* **Set task**:
Return all the data below as it stands, minus the pictures.

* **Task material**:
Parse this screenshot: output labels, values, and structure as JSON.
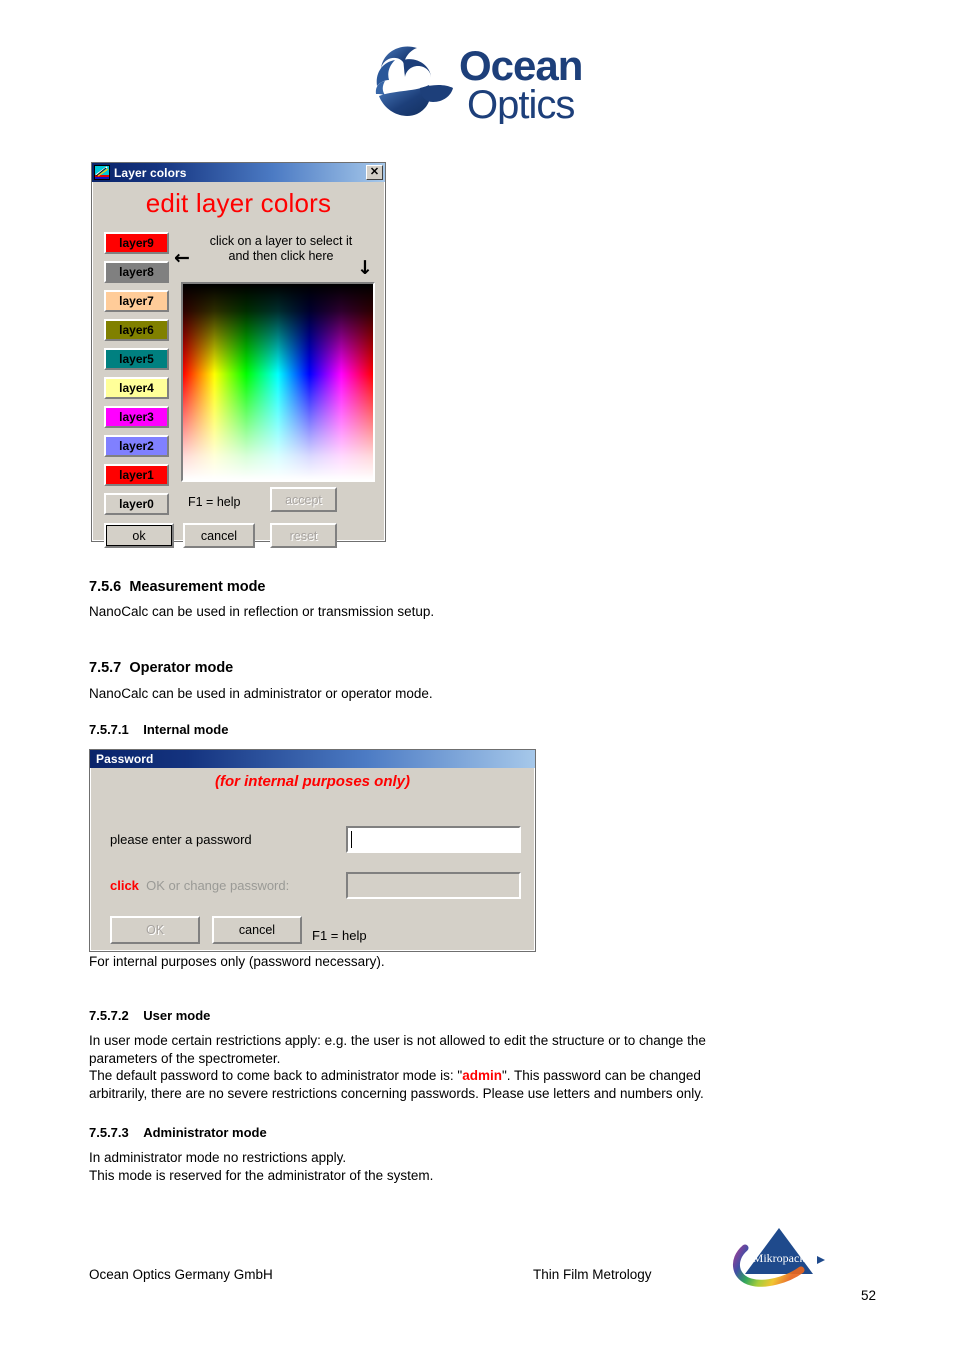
{
  "header": {
    "logo_alt": "Ocean Optics",
    "logo_line1": "Ocean",
    "logo_line2": "Optics",
    "logo_color": "#1d3f7a"
  },
  "layer_colors_dialog": {
    "title": "Layer colors",
    "icon": "spectrum-chart-icon",
    "close_label": "✕",
    "heading": "edit layer colors",
    "heading_color": "#ff0000",
    "hint_line1": "click on a layer to select it",
    "hint_line2": "and then click here",
    "arrow_left": "←",
    "arrow_down": "↓",
    "f1_help": "F1 = help",
    "layers": [
      {
        "label": "layer9",
        "color": "#ff0000",
        "text_color": "#000000"
      },
      {
        "label": "layer8",
        "color": "#808080",
        "text_color": "#000000"
      },
      {
        "label": "layer7",
        "color": "#ffcc99",
        "text_color": "#000000"
      },
      {
        "label": "layer6",
        "color": "#808000",
        "text_color": "#000000"
      },
      {
        "label": "layer5",
        "color": "#008080",
        "text_color": "#000000"
      },
      {
        "label": "layer4",
        "color": "#ffff99",
        "text_color": "#000000"
      },
      {
        "label": "layer3",
        "color": "#ff00ff",
        "text_color": "#000000"
      },
      {
        "label": "layer2",
        "color": "#8080ff",
        "text_color": "#000000"
      },
      {
        "label": "layer1",
        "color": "#ff0000",
        "text_color": "#000000"
      },
      {
        "label": "layer0",
        "color": "#d4d0c8",
        "text_color": "#000000"
      }
    ],
    "buttons": {
      "accept": "accept",
      "ok": "ok",
      "cancel": "cancel",
      "reset": "reset"
    }
  },
  "sections": {
    "s756_num": "7.5.6",
    "s756_title": "Measurement mode",
    "s756_body": "NanoCalc can be used in reflection or transmission setup.",
    "s757_num": "7.5.7",
    "s757_title": "Operator mode",
    "s757_body": "NanoCalc can be used in administrator or operator mode.",
    "s7571_num": "7.5.7.1",
    "s7571_title": "Internal mode",
    "s7571_body": "For internal purposes only (password necessary).",
    "s7572_num": "7.5.7.2",
    "s7572_title": "User mode",
    "s7572_body_line1": "In user mode certain restrictions apply: e.g. the user is not allowed to edit the structure or to change the",
    "s7572_body_line2": "parameters of the spectrometer.",
    "s7572_body_line3a": "The default password to come back to administrator mode is: \"",
    "s7572_body_admin": "admin",
    "s7572_body_line3b": "\". This password can be changed",
    "s7572_body_line4": "arbitrarily, there are no severe restrictions concerning passwords. Please use letters and numbers only.",
    "s7573_num": "7.5.7.3",
    "s7573_title": "Administrator mode",
    "s7573_body_line1": "In administrator mode no restrictions apply.",
    "s7573_body_line2": "This mode is reserved for the administrator of the system."
  },
  "password_dialog": {
    "title": "Password",
    "heading": "(for internal purposes only)",
    "heading_color": "#ff0000",
    "label_password": "please enter a password",
    "label_click": "click",
    "label_change": "OK or change password:",
    "input_password_value": "",
    "input_change_value": "",
    "buttons": {
      "ok": "OK",
      "cancel": "cancel"
    },
    "f1_help": "F1 = help"
  },
  "footer": {
    "left": "Ocean Optics Germany GmbH",
    "center": "Thin Film Metrology",
    "page_number": "52",
    "logo_text": "Mikropack",
    "logo_color": "#1f4a8c"
  }
}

* **Task solution**:
Parse this screenshot: output labels, values, and structure as JSON.
{
  "header": {
    "logo_alt": "Ocean Optics",
    "logo_line1": "Ocean",
    "logo_line2": "Optics",
    "logo_color": "#1d3f7a"
  },
  "layer_colors_dialog": {
    "title": "Layer colors",
    "icon": "spectrum-chart-icon",
    "close_label": "✕",
    "heading": "edit layer colors",
    "heading_color": "#ff0000",
    "hint_line1": "click on a layer to select it",
    "hint_line2": "and then click here",
    "arrow_left": "←",
    "arrow_down": "↓",
    "f1_help": "F1 = help",
    "layers": [
      {
        "label": "layer9",
        "color": "#ff0000",
        "text_color": "#000000"
      },
      {
        "label": "layer8",
        "color": "#808080",
        "text_color": "#000000"
      },
      {
        "label": "layer7",
        "color": "#ffcc99",
        "text_color": "#000000"
      },
      {
        "label": "layer6",
        "color": "#808000",
        "text_color": "#000000"
      },
      {
        "label": "layer5",
        "color": "#008080",
        "text_color": "#000000"
      },
      {
        "label": "layer4",
        "color": "#ffff99",
        "text_color": "#000000"
      },
      {
        "label": "layer3",
        "color": "#ff00ff",
        "text_color": "#000000"
      },
      {
        "label": "layer2",
        "color": "#8080ff",
        "text_color": "#000000"
      },
      {
        "label": "layer1",
        "color": "#ff0000",
        "text_color": "#000000"
      },
      {
        "label": "layer0",
        "color": "#d4d0c8",
        "text_color": "#000000"
      }
    ],
    "buttons": {
      "accept": "accept",
      "ok": "ok",
      "cancel": "cancel",
      "reset": "reset"
    }
  },
  "sections": {
    "s756_num": "7.5.6",
    "s756_title": "Measurement mode",
    "s756_body": "NanoCalc can be used in reflection or transmission setup.",
    "s757_num": "7.5.7",
    "s757_title": "Operator mode",
    "s757_body": "NanoCalc can be used in administrator or operator mode.",
    "s7571_num": "7.5.7.1",
    "s7571_title": "Internal mode",
    "s7571_body": "For internal purposes only (password necessary).",
    "s7572_num": "7.5.7.2",
    "s7572_title": "User mode",
    "s7572_body_line1": "In user mode certain restrictions apply: e.g. the user is not allowed to edit the structure or to change the",
    "s7572_body_line2": "parameters of the spectrometer.",
    "s7572_body_line3a": "The default password to come back to administrator mode is: \"",
    "s7572_body_admin": "admin",
    "s7572_body_line3b": "\". This password can be changed",
    "s7572_body_line4": "arbitrarily, there are no severe restrictions concerning passwords. Please use letters and numbers only.",
    "s7573_num": "7.5.7.3",
    "s7573_title": "Administrator mode",
    "s7573_body_line1": "In administrator mode no restrictions apply.",
    "s7573_body_line2": "This mode is reserved for the administrator of the system."
  },
  "password_dialog": {
    "title": "Password",
    "heading": "(for internal purposes only)",
    "heading_color": "#ff0000",
    "label_password": "please enter a password",
    "label_click": "click",
    "label_change": "OK or change password:",
    "input_password_value": "",
    "input_change_value": "",
    "buttons": {
      "ok": "OK",
      "cancel": "cancel"
    },
    "f1_help": "F1 = help"
  },
  "footer": {
    "left": "Ocean Optics Germany GmbH",
    "center": "Thin Film Metrology",
    "page_number": "52",
    "logo_text": "Mikropack",
    "logo_color": "#1f4a8c"
  }
}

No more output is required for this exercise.